#### Goal
Reproduce the complete listing without any deviation.

— Begin Data for the task —

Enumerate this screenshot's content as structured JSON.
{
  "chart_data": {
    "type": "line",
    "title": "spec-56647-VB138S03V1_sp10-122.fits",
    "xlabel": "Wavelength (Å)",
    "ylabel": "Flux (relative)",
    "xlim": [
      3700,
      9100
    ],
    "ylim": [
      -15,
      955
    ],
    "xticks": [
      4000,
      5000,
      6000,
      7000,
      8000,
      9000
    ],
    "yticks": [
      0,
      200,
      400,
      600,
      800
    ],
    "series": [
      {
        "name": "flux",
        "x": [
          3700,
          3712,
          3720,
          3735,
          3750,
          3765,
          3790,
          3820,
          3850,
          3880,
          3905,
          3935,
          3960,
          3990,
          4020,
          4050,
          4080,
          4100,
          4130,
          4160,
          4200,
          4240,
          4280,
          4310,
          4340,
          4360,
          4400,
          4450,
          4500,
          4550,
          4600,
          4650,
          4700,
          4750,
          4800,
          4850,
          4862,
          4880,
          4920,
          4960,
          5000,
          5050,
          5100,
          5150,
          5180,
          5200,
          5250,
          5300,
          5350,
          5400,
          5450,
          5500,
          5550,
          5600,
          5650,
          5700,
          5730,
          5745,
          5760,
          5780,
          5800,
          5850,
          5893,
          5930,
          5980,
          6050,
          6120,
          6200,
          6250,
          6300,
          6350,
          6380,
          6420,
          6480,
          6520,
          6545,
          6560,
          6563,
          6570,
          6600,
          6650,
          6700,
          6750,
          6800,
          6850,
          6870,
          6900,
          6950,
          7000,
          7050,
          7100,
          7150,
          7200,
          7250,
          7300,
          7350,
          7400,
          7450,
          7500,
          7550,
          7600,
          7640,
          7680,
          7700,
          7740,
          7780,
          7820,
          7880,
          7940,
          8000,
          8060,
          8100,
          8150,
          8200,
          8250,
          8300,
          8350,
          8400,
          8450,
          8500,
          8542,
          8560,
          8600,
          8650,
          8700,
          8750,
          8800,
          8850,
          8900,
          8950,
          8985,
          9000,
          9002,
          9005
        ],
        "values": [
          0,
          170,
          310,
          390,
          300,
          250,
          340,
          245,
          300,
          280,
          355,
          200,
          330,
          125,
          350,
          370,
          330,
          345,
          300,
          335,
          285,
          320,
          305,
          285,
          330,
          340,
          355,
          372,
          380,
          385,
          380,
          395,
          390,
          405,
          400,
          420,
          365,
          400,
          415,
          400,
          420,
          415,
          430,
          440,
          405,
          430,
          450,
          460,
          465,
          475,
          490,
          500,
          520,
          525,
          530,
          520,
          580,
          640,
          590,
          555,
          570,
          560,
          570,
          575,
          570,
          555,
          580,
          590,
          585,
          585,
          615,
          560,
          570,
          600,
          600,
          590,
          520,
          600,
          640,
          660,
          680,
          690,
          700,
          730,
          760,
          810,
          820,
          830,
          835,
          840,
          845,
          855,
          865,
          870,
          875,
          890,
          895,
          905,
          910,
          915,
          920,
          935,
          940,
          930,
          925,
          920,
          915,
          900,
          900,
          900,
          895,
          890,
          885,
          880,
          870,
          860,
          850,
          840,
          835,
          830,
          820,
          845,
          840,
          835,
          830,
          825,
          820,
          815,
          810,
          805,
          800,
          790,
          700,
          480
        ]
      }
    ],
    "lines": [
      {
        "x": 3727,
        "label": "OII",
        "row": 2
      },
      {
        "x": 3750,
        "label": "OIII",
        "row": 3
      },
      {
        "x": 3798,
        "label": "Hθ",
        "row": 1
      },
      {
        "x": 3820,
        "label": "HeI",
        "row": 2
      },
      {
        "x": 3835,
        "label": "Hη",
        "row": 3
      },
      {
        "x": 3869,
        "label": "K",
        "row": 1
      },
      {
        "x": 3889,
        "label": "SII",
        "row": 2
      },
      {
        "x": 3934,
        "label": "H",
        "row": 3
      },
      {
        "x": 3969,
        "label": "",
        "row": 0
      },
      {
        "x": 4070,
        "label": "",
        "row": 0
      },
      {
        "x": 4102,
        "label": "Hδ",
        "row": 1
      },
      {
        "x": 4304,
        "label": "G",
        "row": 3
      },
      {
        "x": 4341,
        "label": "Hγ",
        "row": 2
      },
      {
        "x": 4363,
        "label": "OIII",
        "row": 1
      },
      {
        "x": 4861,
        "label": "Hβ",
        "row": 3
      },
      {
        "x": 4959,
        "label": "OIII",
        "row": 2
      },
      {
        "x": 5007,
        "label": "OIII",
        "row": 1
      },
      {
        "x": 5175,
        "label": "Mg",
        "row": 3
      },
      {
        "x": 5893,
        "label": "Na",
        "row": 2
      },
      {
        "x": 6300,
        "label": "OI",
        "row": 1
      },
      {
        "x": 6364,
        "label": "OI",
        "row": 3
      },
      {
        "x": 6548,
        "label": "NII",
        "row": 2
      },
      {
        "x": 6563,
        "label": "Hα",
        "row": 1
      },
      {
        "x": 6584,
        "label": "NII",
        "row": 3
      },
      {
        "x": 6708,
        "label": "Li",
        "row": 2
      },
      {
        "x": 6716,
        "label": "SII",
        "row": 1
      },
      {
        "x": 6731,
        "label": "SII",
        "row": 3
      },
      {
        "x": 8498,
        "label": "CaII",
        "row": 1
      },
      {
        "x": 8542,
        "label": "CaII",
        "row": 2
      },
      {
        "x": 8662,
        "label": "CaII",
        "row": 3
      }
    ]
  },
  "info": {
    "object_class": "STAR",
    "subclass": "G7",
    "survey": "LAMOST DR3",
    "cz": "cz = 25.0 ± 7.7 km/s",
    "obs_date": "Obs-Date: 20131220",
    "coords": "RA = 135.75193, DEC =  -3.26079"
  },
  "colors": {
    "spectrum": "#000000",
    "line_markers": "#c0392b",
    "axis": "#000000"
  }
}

— End Data for the task —

#### Written answer
Enumerate this screenshot's content as structured JSON.
{
  "chart_data": {
    "type": "line",
    "title": "spec-56647-VB138S03V1_sp10-122.fits",
    "xlabel": "Wavelength (Å)",
    "ylabel": "Flux (relative)",
    "xlim": [
      3700,
      9100
    ],
    "ylim": [
      -15,
      955
    ],
    "xticks": [
      4000,
      5000,
      6000,
      7000,
      8000,
      9000
    ],
    "yticks": [
      0,
      200,
      400,
      600,
      800
    ],
    "series": [
      {
        "name": "flux",
        "x": [
          3700,
          3712,
          3720,
          3735,
          3750,
          3765,
          3790,
          3820,
          3850,
          3880,
          3905,
          3935,
          3960,
          3990,
          4020,
          4050,
          4080,
          4100,
          4130,
          4160,
          4200,
          4240,
          4280,
          4310,
          4340,
          4360,
          4400,
          4450,
          4500,
          4550,
          4600,
          4650,
          4700,
          4750,
          4800,
          4850,
          4862,
          4880,
          4920,
          4960,
          5000,
          5050,
          5100,
          5150,
          5180,
          5200,
          5250,
          5300,
          5350,
          5400,
          5450,
          5500,
          5550,
          5600,
          5650,
          5700,
          5730,
          5745,
          5760,
          5780,
          5800,
          5850,
          5893,
          5930,
          5980,
          6050,
          6120,
          6200,
          6250,
          6300,
          6350,
          6380,
          6420,
          6480,
          6520,
          6545,
          6560,
          6563,
          6570,
          6600,
          6650,
          6700,
          6750,
          6800,
          6850,
          6870,
          6900,
          6950,
          7000,
          7050,
          7100,
          7150,
          7200,
          7250,
          7300,
          7350,
          7400,
          7450,
          7500,
          7550,
          7600,
          7640,
          7680,
          7700,
          7740,
          7780,
          7820,
          7880,
          7940,
          8000,
          8060,
          8100,
          8150,
          8200,
          8250,
          8300,
          8350,
          8400,
          8450,
          8500,
          8542,
          8560,
          8600,
          8650,
          8700,
          8750,
          8800,
          8850,
          8900,
          8950,
          8985,
          9000,
          9002,
          9005
        ],
        "values": [
          0,
          170,
          310,
          390,
          300,
          250,
          340,
          245,
          300,
          280,
          355,
          200,
          330,
          125,
          350,
          370,
          330,
          345,
          300,
          335,
          285,
          320,
          305,
          285,
          330,
          340,
          355,
          372,
          380,
          385,
          380,
          395,
          390,
          405,
          400,
          420,
          365,
          400,
          415,
          400,
          420,
          415,
          430,
          440,
          405,
          430,
          450,
          460,
          465,
          475,
          490,
          500,
          520,
          525,
          530,
          520,
          580,
          640,
          590,
          555,
          570,
          560,
          570,
          575,
          570,
          555,
          580,
          590,
          585,
          585,
          615,
          560,
          570,
          600,
          600,
          590,
          520,
          600,
          640,
          660,
          680,
          690,
          700,
          730,
          760,
          810,
          820,
          830,
          835,
          840,
          845,
          855,
          865,
          870,
          875,
          890,
          895,
          905,
          910,
          915,
          920,
          935,
          940,
          930,
          925,
          920,
          915,
          900,
          900,
          900,
          895,
          890,
          885,
          880,
          870,
          860,
          850,
          840,
          835,
          830,
          820,
          845,
          840,
          835,
          830,
          825,
          820,
          815,
          810,
          805,
          800,
          790,
          700,
          480
        ]
      }
    ],
    "lines": [
      {
        "x": 3727,
        "label": "OII",
        "row": 2
      },
      {
        "x": 3750,
        "label": "OIII",
        "row": 3
      },
      {
        "x": 3798,
        "label": "Hθ",
        "row": 1
      },
      {
        "x": 3820,
        "label": "HeI",
        "row": 2
      },
      {
        "x": 3835,
        "label": "Hη",
        "row": 3
      },
      {
        "x": 3869,
        "label": "K",
        "row": 1
      },
      {
        "x": 3889,
        "label": "SII",
        "row": 2
      },
      {
        "x": 3934,
        "label": "H",
        "row": 3
      },
      {
        "x": 3969,
        "label": "",
        "row": 0
      },
      {
        "x": 4070,
        "label": "",
        "row": 0
      },
      {
        "x": 4102,
        "label": "Hδ",
        "row": 1
      },
      {
        "x": 4304,
        "label": "G",
        "row": 3
      },
      {
        "x": 4341,
        "label": "Hγ",
        "row": 2
      },
      {
        "x": 4363,
        "label": "OIII",
        "row": 1
      },
      {
        "x": 4861,
        "label": "Hβ",
        "row": 3
      },
      {
        "x": 4959,
        "label": "OIII",
        "row": 2
      },
      {
        "x": 5007,
        "label": "OIII",
        "row": 1
      },
      {
        "x": 5175,
        "label": "Mg",
        "row": 3
      },
      {
        "x": 5893,
        "label": "Na",
        "row": 2
      },
      {
        "x": 6300,
        "label": "OI",
        "row": 1
      },
      {
        "x": 6364,
        "label": "OI",
        "row": 3
      },
      {
        "x": 6548,
        "label": "NII",
        "row": 2
      },
      {
        "x": 6563,
        "label": "Hα",
        "row": 1
      },
      {
        "x": 6584,
        "label": "NII",
        "row": 3
      },
      {
        "x": 6708,
        "label": "Li",
        "row": 2
      },
      {
        "x": 6716,
        "label": "SII",
        "row": 1
      },
      {
        "x": 6731,
        "label": "SII",
        "row": 3
      },
      {
        "x": 8498,
        "label": "CaII",
        "row": 1
      },
      {
        "x": 8542,
        "label": "CaII",
        "row": 2
      },
      {
        "x": 8662,
        "label": "CaII",
        "row": 3
      }
    ]
  },
  "info": {
    "object_class": "STAR",
    "subclass": "G7",
    "survey": "LAMOST DR3",
    "cz": "cz = 25.0 ± 7.7 km/s",
    "obs_date": "Obs-Date: 20131220",
    "coords": "RA = 135.75193, DEC =  -3.26079"
  },
  "colors": {
    "spectrum": "#000000",
    "line_markers": "#c0392b",
    "axis": "#000000"
  }
}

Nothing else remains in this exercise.